Look through the material below. Copy every line with the string "name" in it.

Figure data in JSON

— BEGIN —

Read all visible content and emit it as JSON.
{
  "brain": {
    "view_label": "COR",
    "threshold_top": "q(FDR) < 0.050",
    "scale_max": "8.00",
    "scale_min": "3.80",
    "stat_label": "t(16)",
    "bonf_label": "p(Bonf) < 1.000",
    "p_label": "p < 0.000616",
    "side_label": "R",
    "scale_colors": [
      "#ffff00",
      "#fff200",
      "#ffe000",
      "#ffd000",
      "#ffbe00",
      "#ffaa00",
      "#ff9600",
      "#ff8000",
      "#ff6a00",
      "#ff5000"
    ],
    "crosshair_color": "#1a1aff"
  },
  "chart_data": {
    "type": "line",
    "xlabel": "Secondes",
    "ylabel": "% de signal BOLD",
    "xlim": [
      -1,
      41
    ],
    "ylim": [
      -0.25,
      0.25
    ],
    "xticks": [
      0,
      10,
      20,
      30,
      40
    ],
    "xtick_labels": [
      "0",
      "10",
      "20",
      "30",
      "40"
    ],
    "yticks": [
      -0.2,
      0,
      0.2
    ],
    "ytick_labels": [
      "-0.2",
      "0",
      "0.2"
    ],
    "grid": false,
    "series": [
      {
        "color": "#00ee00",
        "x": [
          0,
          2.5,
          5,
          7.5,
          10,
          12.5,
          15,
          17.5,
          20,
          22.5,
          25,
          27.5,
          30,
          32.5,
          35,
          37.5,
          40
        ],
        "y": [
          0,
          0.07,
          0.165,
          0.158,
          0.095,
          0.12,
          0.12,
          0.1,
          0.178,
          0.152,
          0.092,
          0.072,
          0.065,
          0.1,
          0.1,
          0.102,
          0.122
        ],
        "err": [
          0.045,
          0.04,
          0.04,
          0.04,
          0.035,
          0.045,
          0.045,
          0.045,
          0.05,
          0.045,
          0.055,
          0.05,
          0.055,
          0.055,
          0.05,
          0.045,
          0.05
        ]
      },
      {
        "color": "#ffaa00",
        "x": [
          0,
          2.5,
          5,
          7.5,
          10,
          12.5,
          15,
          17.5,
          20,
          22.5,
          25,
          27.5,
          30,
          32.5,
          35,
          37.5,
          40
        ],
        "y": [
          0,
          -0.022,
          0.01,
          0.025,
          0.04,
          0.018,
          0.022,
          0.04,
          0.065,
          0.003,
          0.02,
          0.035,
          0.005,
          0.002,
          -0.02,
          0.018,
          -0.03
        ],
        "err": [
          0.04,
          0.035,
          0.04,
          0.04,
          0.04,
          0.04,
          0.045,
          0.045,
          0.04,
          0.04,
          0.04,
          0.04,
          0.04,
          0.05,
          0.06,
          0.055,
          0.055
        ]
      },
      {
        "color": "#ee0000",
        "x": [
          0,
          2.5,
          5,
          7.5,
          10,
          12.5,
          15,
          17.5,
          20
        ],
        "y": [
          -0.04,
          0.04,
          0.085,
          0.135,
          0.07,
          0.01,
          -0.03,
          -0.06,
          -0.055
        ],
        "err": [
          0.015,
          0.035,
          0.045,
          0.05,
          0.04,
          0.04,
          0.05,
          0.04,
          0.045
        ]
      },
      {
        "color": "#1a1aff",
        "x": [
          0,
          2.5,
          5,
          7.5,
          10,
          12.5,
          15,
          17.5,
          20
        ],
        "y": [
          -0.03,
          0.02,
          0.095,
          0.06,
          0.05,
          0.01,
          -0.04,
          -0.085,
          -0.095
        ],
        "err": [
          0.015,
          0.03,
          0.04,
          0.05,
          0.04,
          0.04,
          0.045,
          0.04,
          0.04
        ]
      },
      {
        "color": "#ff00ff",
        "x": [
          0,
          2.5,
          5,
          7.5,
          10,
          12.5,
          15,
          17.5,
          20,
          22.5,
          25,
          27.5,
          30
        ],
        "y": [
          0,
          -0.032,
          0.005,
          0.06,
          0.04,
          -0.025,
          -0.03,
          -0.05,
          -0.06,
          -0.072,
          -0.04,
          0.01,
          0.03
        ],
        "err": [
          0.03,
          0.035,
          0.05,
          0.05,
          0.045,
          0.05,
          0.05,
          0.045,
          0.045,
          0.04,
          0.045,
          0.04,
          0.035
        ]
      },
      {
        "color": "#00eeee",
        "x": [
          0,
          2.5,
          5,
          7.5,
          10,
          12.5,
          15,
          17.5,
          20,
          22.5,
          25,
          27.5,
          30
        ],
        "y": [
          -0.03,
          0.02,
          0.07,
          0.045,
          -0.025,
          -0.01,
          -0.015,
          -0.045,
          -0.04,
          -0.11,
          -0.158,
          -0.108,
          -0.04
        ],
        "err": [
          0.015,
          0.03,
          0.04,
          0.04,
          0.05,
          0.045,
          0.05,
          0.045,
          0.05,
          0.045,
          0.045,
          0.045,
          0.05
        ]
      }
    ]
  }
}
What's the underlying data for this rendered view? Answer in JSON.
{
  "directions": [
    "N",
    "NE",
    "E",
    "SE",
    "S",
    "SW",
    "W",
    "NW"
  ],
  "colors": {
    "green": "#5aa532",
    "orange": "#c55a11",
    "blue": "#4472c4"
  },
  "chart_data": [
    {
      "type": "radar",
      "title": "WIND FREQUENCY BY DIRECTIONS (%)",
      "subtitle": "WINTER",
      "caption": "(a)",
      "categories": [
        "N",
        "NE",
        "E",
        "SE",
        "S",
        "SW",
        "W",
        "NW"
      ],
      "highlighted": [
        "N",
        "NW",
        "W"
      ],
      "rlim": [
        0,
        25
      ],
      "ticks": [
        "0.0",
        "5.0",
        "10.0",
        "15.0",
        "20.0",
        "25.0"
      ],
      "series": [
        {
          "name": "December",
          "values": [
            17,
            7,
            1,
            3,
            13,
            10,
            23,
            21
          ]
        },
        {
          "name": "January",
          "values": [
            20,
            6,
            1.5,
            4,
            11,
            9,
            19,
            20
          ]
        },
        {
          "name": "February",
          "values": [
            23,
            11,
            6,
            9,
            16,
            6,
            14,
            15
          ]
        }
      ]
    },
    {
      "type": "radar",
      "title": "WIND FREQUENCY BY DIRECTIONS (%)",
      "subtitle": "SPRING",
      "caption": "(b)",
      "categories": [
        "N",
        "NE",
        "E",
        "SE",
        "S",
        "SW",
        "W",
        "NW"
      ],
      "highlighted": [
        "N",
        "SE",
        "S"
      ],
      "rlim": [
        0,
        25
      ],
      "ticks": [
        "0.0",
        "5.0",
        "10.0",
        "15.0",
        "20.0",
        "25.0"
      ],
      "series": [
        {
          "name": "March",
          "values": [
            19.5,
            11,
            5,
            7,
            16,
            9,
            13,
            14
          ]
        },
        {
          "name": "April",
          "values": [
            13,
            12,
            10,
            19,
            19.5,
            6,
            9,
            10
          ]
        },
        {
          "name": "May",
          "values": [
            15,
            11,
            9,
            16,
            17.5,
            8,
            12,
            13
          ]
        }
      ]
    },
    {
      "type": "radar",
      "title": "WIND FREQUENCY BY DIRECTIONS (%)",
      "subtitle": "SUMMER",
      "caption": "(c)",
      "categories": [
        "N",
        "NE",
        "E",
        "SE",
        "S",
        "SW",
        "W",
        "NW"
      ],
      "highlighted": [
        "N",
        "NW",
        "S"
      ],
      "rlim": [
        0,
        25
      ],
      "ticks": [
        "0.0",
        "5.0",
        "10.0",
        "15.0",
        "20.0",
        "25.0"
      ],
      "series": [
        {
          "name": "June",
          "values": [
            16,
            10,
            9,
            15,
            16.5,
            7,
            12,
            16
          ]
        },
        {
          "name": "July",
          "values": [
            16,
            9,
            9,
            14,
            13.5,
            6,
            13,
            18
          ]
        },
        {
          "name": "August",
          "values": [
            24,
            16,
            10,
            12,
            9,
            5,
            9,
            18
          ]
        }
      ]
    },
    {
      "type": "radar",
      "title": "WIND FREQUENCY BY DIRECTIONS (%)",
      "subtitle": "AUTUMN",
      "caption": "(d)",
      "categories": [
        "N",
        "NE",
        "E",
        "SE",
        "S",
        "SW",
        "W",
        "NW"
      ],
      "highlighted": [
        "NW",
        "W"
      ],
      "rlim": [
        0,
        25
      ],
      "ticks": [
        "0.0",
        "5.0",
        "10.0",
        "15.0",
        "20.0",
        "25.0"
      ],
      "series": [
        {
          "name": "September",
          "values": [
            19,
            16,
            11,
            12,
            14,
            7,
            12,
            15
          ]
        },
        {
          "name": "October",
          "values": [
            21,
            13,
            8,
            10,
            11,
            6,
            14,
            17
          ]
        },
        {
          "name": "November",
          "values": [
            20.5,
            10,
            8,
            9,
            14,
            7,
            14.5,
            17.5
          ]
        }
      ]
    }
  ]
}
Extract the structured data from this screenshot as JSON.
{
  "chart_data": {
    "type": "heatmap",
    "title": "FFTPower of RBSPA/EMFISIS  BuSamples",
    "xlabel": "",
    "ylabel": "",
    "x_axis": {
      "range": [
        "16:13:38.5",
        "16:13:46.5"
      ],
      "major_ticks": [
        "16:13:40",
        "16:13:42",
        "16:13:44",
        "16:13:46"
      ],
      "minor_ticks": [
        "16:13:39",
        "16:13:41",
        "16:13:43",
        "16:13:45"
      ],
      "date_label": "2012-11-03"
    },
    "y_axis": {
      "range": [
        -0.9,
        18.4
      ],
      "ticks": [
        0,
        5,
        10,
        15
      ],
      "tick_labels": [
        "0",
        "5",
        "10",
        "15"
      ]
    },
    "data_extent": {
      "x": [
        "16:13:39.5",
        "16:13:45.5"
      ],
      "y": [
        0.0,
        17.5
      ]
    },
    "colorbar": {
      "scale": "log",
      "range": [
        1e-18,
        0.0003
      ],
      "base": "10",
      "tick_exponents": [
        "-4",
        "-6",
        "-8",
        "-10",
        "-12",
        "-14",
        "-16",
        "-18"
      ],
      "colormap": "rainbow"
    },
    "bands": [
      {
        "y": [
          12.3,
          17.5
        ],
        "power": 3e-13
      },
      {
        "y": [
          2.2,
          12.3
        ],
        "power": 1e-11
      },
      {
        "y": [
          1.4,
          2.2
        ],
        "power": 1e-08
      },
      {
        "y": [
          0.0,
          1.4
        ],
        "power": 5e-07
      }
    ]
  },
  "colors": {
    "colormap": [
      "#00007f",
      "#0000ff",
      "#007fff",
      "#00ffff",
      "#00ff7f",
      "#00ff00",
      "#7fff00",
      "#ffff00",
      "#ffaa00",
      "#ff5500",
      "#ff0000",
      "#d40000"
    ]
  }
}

— END —

**Exercise response**
          "name": "December",
          "name": "January",
          "name": "February",
          "name": "March",
          "name": "April",
          "name": "May",
          "name": "June",
          "name": "July",
          "name": "August",
          "name": "September",
          "name": "October",
          "name": "November",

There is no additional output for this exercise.